**CHALLENGE:**
Write out the data again in full, exactly as it reads.

-- start WORKING DATA --

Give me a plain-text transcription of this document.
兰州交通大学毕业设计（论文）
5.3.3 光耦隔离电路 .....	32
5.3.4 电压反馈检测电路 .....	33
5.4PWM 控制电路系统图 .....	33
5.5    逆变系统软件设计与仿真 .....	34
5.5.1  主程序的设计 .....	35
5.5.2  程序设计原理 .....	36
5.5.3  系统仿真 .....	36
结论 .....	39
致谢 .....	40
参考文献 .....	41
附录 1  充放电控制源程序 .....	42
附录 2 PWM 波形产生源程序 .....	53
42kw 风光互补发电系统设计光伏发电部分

-- end WORKING DATA --

**CORRECT RESPONSE:**
Give me a plain-text transcription of this document.
兰州交通大学毕业设计（论文）
5.3.3 光耦隔离电路 .....	32
5.3.4 电压反馈检测电路 .....	33
5.4PWM 控制电路系统图 .....	33
5.5    逆变系统软件设计与仿真 .....	34
5.5.1  主程序的设计 .....	35
5.5.2  程序设计原理 .....	36
5.5.3  系统仿真 .....	36
结论 .....	39
致谢 .....	40
参考文献 .....	41
附录 1  充放电控制源程序 .....	42
附录 2 PWM 波形产生源程序 .....	53
42kw 风光互补发电系统设计光伏发电部分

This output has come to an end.